Task prompt ->
Transcribe all of the records word for word, but omit the pictures.

Recorded data ->
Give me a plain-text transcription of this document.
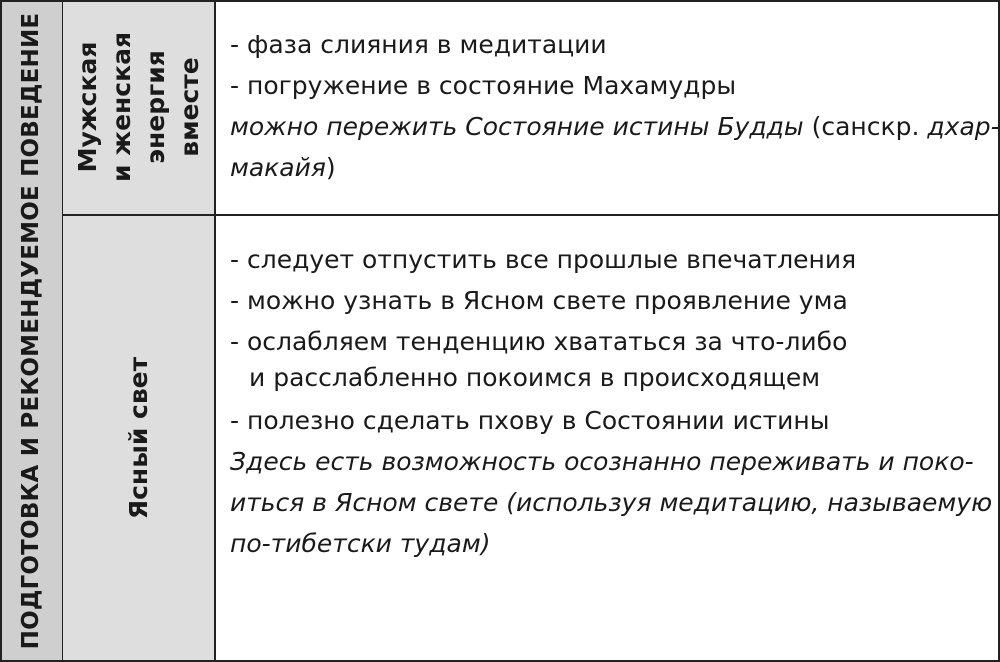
ПОДГОТОВКА И РЕКОМЕНДУЕМОЕ ПОВЕДЕНИЕ Мужская и женская энергия вместе
Ясный свет
- фаза слияния в медитации
- погружение в состояние Махамудры
можно пережить Состояние истины Будды (санскр. дхар-
макайя)
- следует отпустить все прошлые впечатления
- можно узнать в Ясном свете проявление ума
- ослабляем тенденцию хвататься за что-либо
и расслабленно покоимся в происходящем
- полезно сделать пхову в Состоянии истины
Здесь есть возможность осознанно переживать и поко-
иться в Ясном свете (используя медитацию, называемую
по-тибетски тудам)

Result for this exercise ->
Give me a plain-text transcription of this document.
ПОДГОТОВКА И РЕКОМЕНДУЕМОЕ ПОВЕДЕНИЕ Мужская и женская энергия вместе
Ясный свет
- фаза слияния в медитации
- погружение в состояние Махамудры
можно пережить Состояние истины Будды (санскр. дхар-
макайя)
- следует отпустить все прошлые впечатления
- можно узнать в Ясном свете проявление ума
- ослабляем тенденцию хвататься за что-либо
и расслабленно покоимся в происходящем
- полезно сделать пхову в Состоянии истины
Здесь есть возможность осознанно переживать и поко-
иться в Ясном свете (используя медитацию, называемую
по-тибетски тудам)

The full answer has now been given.